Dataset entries
━━━━━━━━━━
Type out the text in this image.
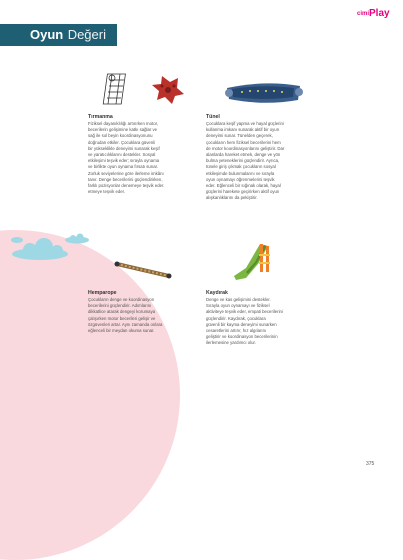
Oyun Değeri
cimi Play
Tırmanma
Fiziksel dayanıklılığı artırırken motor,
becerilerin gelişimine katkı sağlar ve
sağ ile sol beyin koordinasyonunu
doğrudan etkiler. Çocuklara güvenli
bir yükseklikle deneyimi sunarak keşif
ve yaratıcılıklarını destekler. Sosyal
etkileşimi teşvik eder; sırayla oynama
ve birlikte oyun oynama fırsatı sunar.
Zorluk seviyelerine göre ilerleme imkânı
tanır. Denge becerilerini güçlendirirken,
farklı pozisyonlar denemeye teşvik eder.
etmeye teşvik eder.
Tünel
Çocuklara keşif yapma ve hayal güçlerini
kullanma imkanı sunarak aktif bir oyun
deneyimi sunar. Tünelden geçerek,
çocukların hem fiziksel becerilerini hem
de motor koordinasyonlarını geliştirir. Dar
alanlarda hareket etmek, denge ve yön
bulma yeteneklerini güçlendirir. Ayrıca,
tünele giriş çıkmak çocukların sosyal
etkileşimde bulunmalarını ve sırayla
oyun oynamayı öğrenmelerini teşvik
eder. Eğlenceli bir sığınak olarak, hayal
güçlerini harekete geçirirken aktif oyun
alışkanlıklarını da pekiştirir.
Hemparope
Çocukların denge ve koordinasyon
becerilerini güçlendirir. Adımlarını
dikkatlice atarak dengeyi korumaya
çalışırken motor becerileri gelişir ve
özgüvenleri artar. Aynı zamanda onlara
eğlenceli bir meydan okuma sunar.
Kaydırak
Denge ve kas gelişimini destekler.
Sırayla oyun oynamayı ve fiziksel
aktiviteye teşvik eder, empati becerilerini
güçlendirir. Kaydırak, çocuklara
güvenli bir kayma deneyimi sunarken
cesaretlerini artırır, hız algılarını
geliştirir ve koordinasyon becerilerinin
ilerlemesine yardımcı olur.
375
━━━━━━━━━━
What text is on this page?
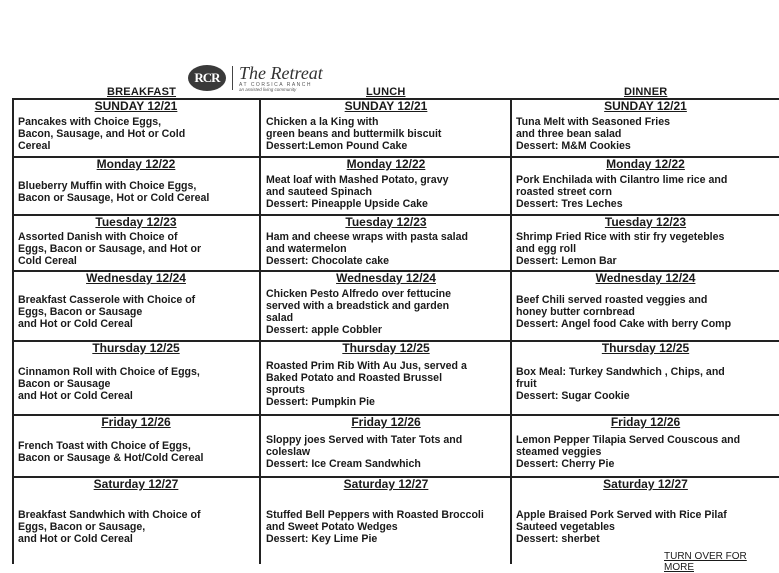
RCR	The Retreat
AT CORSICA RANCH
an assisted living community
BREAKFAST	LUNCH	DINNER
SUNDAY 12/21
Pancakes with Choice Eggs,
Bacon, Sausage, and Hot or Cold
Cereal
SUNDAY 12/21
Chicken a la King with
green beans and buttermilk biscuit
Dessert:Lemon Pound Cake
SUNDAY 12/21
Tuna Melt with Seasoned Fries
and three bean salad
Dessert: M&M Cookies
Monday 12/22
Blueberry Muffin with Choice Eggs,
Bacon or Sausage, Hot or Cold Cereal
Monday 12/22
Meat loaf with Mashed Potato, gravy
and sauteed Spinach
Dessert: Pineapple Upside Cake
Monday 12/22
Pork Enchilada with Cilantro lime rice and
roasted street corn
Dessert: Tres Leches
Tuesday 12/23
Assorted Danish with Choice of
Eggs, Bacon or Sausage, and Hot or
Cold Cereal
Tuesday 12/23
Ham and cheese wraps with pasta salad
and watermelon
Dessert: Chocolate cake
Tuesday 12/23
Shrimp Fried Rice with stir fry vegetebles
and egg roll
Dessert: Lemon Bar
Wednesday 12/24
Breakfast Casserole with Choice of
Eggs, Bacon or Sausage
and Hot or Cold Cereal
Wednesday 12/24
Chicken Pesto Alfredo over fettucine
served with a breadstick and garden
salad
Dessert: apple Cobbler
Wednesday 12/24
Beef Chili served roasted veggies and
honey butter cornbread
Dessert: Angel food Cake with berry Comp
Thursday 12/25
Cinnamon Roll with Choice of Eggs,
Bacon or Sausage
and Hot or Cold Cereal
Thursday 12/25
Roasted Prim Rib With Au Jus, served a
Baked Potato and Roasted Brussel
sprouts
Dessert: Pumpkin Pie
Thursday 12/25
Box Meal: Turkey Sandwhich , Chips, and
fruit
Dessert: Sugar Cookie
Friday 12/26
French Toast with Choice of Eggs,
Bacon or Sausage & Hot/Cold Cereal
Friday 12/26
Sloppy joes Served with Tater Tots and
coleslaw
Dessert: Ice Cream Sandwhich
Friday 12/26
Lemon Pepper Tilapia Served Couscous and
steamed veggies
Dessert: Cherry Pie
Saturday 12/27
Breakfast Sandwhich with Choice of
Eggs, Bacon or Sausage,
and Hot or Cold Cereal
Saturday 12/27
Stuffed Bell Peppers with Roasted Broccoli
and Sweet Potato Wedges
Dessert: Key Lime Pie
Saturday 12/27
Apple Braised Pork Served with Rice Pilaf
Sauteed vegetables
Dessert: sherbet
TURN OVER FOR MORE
━━━━━━━━━━
From the entries above, collect every line with the string "Lemon" in it.

## OUTPUT OF THE EXERCISE
Dessert:Lemon Pound Cake
Dessert: Lemon Bar
Lemon Pepper Tilapia Served Couscous and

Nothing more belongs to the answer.